Stored data entries
-------------------------
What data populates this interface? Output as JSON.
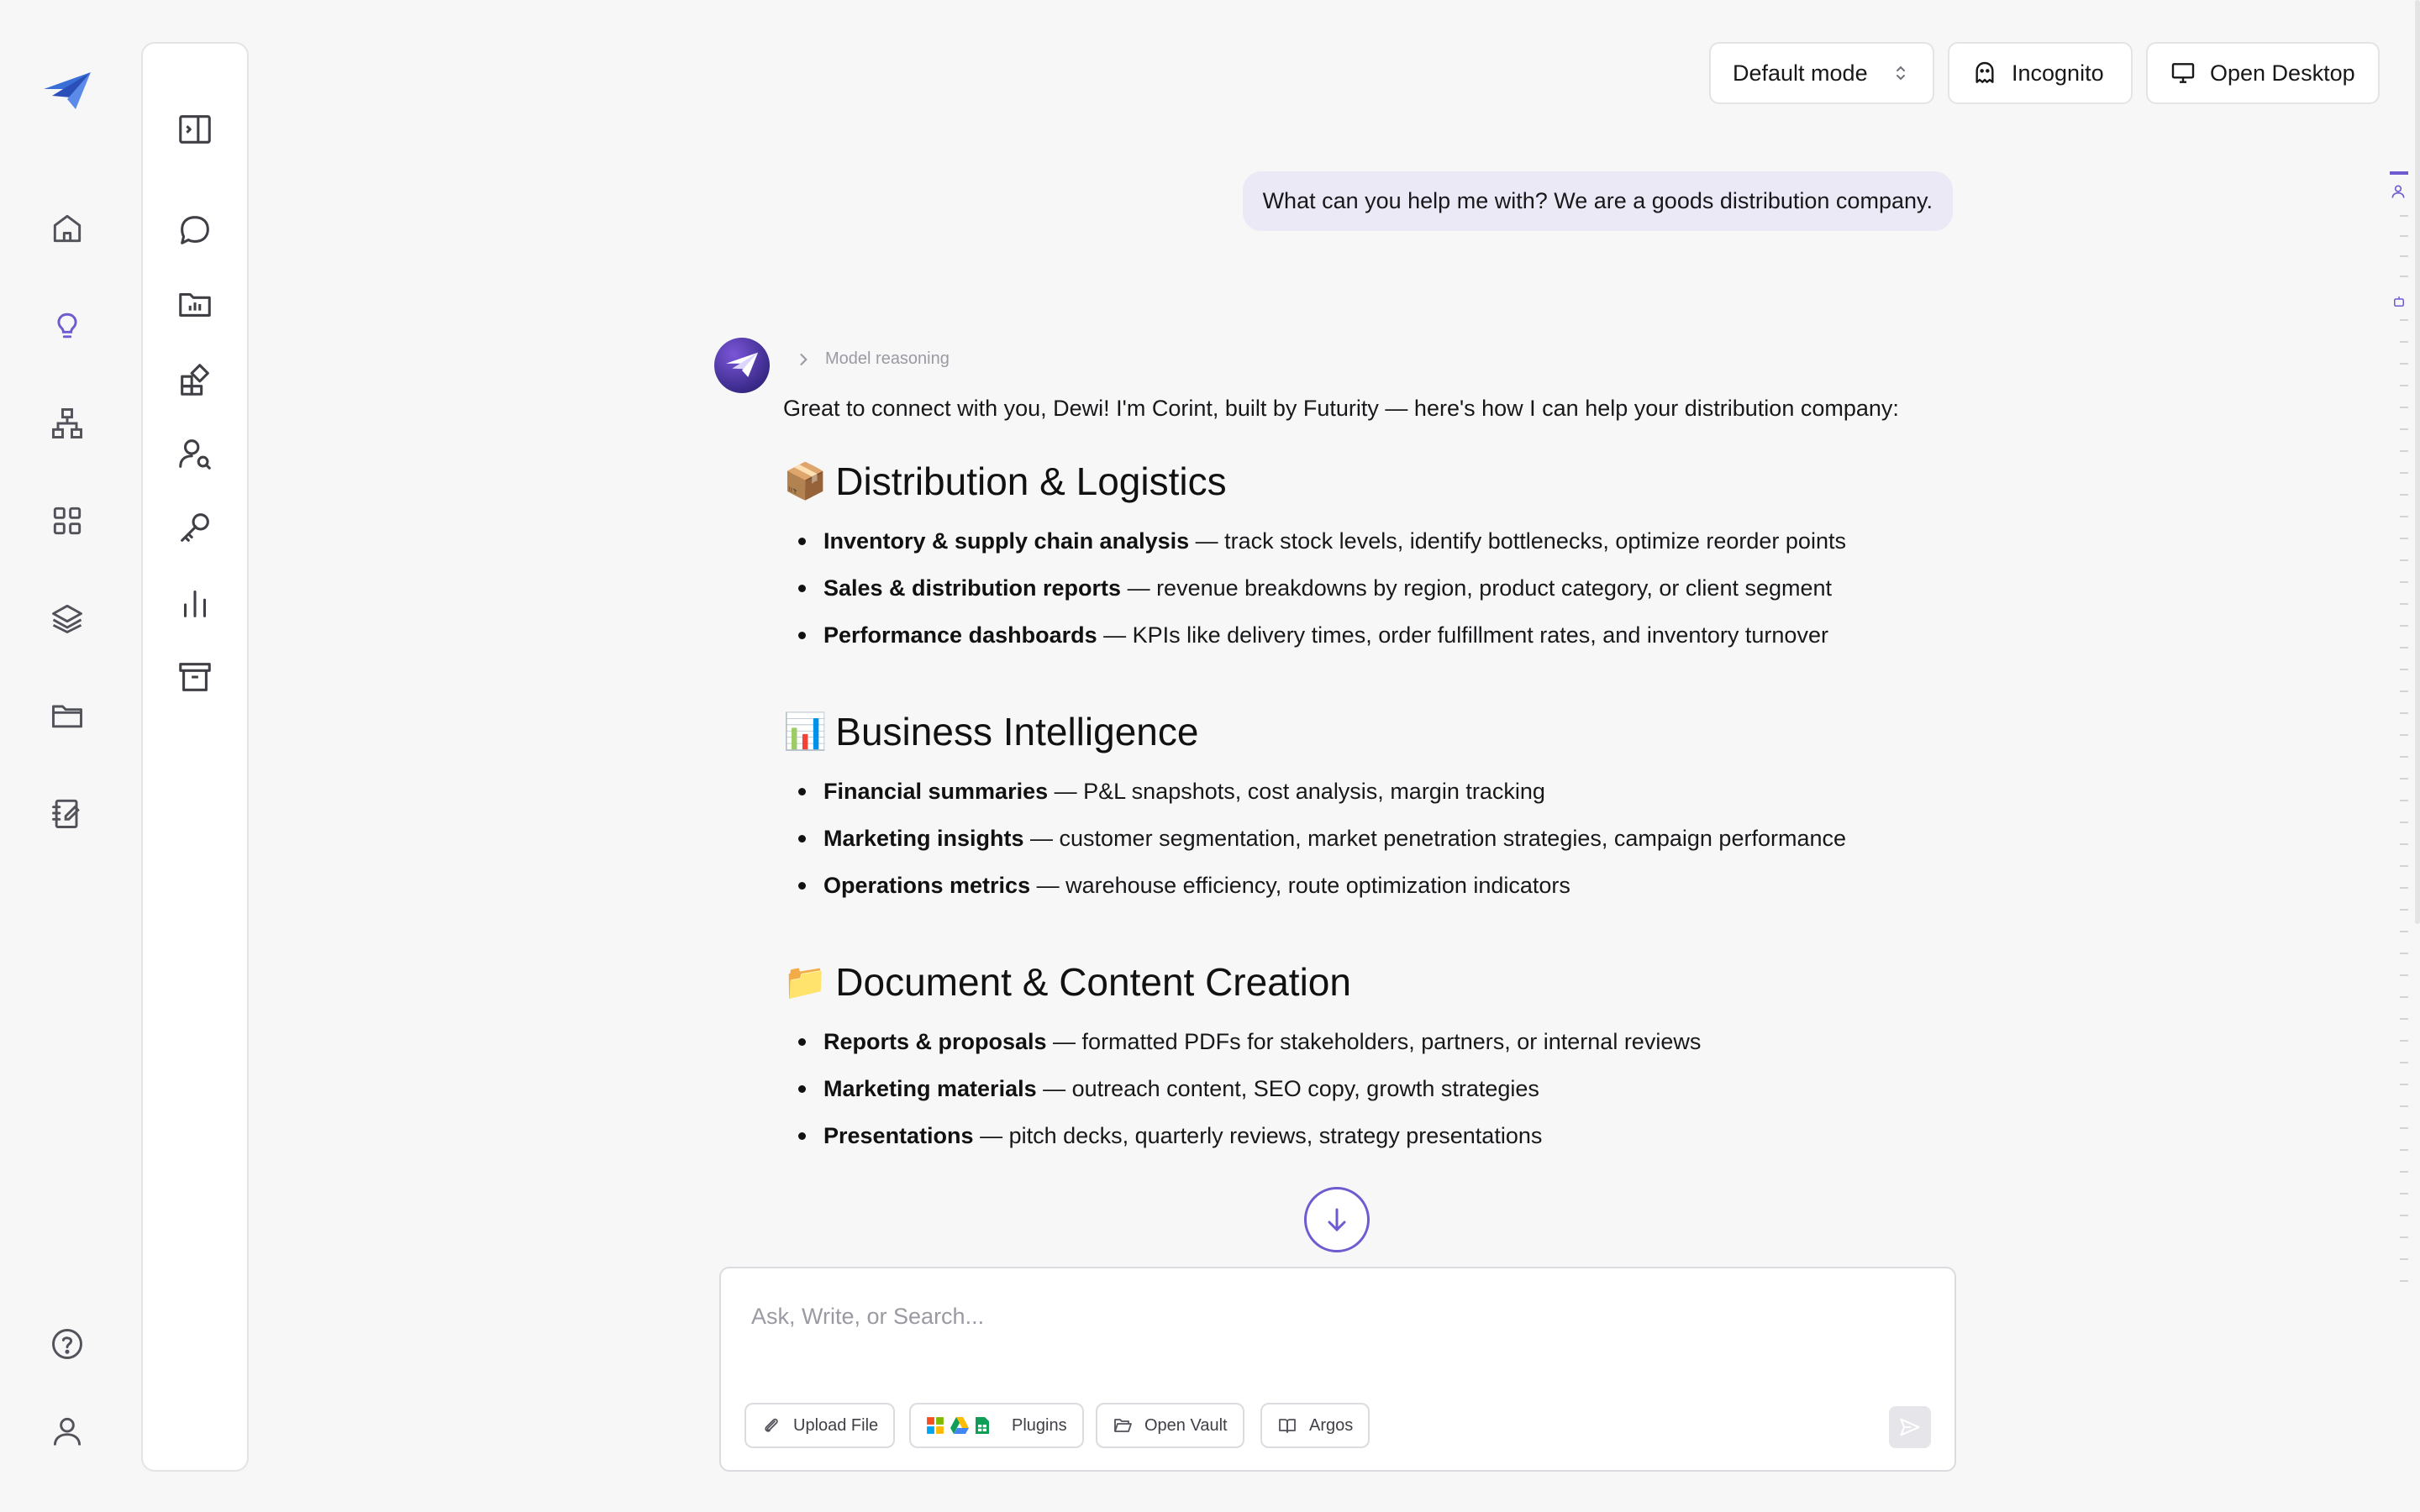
{
  "topbar": {
    "mode_label": "Default mode",
    "incognito_label": "Incognito",
    "open_desktop_label": "Open Desktop"
  },
  "user_message": "What can you help me with? We are a goods distribution company.",
  "assistant": {
    "reasoning_label": "Model reasoning",
    "intro": "Great to connect with you, Dewi! I'm Corint, built by Futurity — here's how I can help your distribution company:",
    "sections": [
      {
        "emoji": "📦",
        "title": "Distribution & Logistics",
        "items": [
          {
            "bold": "Inventory & supply chain analysis",
            "text": " — track stock levels, identify bottlenecks, optimize reorder points"
          },
          {
            "bold": "Sales & distribution reports",
            "text": " — revenue breakdowns by region, product category, or client segment"
          },
          {
            "bold": "Performance dashboards",
            "text": " — KPIs like delivery times, order fulfillment rates, and inventory turnover"
          }
        ]
      },
      {
        "emoji": "📊",
        "title": "Business Intelligence",
        "items": [
          {
            "bold": "Financial summaries",
            "text": " — P&L snapshots, cost analysis, margin tracking"
          },
          {
            "bold": "Marketing insights",
            "text": " — customer segmentation, market penetration strategies, campaign performance"
          },
          {
            "bold": "Operations metrics",
            "text": " — warehouse efficiency, route optimization indicators"
          }
        ]
      },
      {
        "emoji": "📁",
        "title": "Document & Content Creation",
        "items": [
          {
            "bold": "Reports & proposals",
            "text": " — formatted PDFs for stakeholders, partners, or internal reviews"
          },
          {
            "bold": "Marketing materials",
            "text": " — outreach content, SEO copy, growth strategies"
          },
          {
            "bold": "Presentations",
            "text": " — pitch decks, quarterly reviews, strategy presentations"
          }
        ]
      }
    ]
  },
  "composer": {
    "placeholder": "Ask, Write, or Search...",
    "upload_label": "Upload File",
    "plugins_label": "Plugins",
    "vault_label": "Open Vault",
    "argos_label": "Argos"
  },
  "colors": {
    "accent": "#6f5bd0",
    "background": "#f7f7f8",
    "user_bubble": "#ece9f7"
  },
  "icons": {
    "rail": [
      "logo",
      "home-icon",
      "lightbulb-icon",
      "org-chart-icon",
      "grid-icon",
      "layers-icon",
      "folder-icon",
      "notebook-icon",
      "help-icon",
      "user-icon"
    ],
    "panel": [
      "sidebar-toggle-icon",
      "chat-icon",
      "folder-chart-icon",
      "widgets-icon",
      "user-search-icon",
      "key-icon",
      "bar-chart-icon",
      "archive-icon"
    ]
  }
}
-------------------------
◆ **PROBLEM TO WORK ON**
Copy all lines from the entries that contain the word "Open".

◆ **EXERCISE OUTPUT**
    "open_desktop_label": "Open Desktop"
    "vault_label": "Open Vault",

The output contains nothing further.